> Required task
Leave every picture out and write out the records below exactly.

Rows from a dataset
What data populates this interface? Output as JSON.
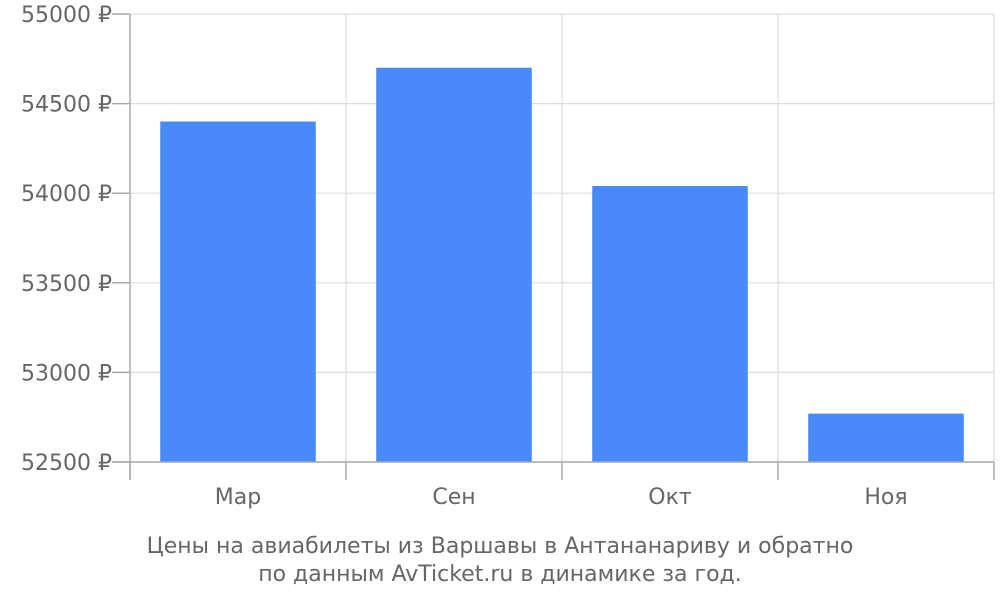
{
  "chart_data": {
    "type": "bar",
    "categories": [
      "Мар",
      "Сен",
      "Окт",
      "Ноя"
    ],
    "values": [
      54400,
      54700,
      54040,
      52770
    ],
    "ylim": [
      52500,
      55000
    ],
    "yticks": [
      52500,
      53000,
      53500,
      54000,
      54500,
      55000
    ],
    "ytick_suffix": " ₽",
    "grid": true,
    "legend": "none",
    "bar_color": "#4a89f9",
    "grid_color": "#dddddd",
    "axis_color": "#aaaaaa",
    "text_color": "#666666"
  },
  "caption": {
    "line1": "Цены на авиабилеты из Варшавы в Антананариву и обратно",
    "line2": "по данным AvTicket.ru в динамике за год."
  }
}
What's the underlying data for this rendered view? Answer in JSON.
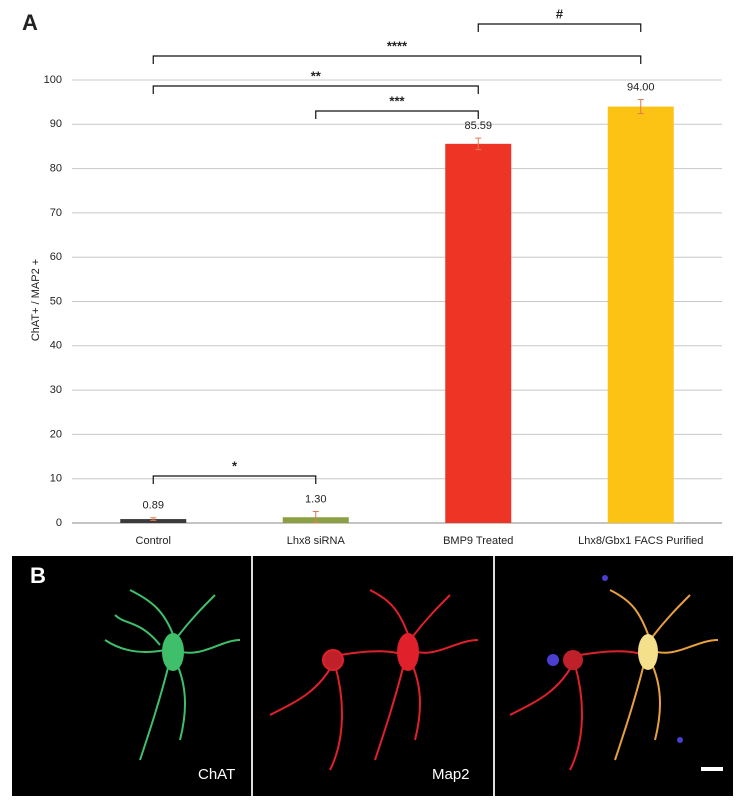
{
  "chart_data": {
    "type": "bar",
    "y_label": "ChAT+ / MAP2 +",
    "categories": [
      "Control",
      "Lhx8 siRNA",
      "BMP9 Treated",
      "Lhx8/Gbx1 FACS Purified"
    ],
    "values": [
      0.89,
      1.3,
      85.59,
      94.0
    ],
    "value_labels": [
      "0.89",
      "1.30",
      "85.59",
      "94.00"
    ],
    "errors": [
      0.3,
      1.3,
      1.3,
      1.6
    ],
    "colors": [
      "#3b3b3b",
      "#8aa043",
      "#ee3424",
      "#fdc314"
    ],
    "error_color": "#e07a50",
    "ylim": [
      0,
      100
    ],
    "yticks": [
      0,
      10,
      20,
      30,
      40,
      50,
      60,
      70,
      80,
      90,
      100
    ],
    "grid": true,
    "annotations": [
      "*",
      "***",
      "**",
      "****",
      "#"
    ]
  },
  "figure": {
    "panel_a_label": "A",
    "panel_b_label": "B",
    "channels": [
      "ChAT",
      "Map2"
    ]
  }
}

> Solution to this exercise
What data populates this interface? Output as JSON.
{
  "chart_data": {
    "type": "bar",
    "categories": [
      "Мар",
      "Сен",
      "Окт",
      "Ноя"
    ],
    "values": [
      54400,
      54700,
      54040,
      52770
    ],
    "ylim": [
      52500,
      55000
    ],
    "yticks": [
      52500,
      53000,
      53500,
      54000,
      54500,
      55000
    ],
    "ytick_suffix": " ₽",
    "grid": true,
    "legend": "none",
    "bar_color": "#4a89f9",
    "grid_color": "#dddddd",
    "axis_color": "#aaaaaa",
    "text_color": "#666666"
  },
  "caption": {
    "line1": "Цены на авиабилеты из Варшавы в Антананариву и обратно",
    "line2": "по данным AvTicket.ru в динамике за год."
  }
}
What's the underlying data for this rendered view? Answer in JSON.
{
  "chart_data": {
    "type": "bar",
    "y_label": "ChAT+ / MAP2 +",
    "categories": [
      "Control",
      "Lhx8 siRNA",
      "BMP9 Treated",
      "Lhx8/Gbx1 FACS Purified"
    ],
    "values": [
      0.89,
      1.3,
      85.59,
      94.0
    ],
    "value_labels": [
      "0.89",
      "1.30",
      "85.59",
      "94.00"
    ],
    "errors": [
      0.3,
      1.3,
      1.3,
      1.6
    ],
    "colors": [
      "#3b3b3b",
      "#8aa043",
      "#ee3424",
      "#fdc314"
    ],
    "error_color": "#e07a50",
    "ylim": [
      0,
      100
    ],
    "yticks": [
      0,
      10,
      20,
      30,
      40,
      50,
      60,
      70,
      80,
      90,
      100
    ],
    "grid": true,
    "annotations": [
      "*",
      "***",
      "**",
      "****",
      "#"
    ]
  },
  "figure": {
    "panel_a_label": "A",
    "panel_b_label": "B",
    "channels": [
      "ChAT",
      "Map2"
    ]
  }
}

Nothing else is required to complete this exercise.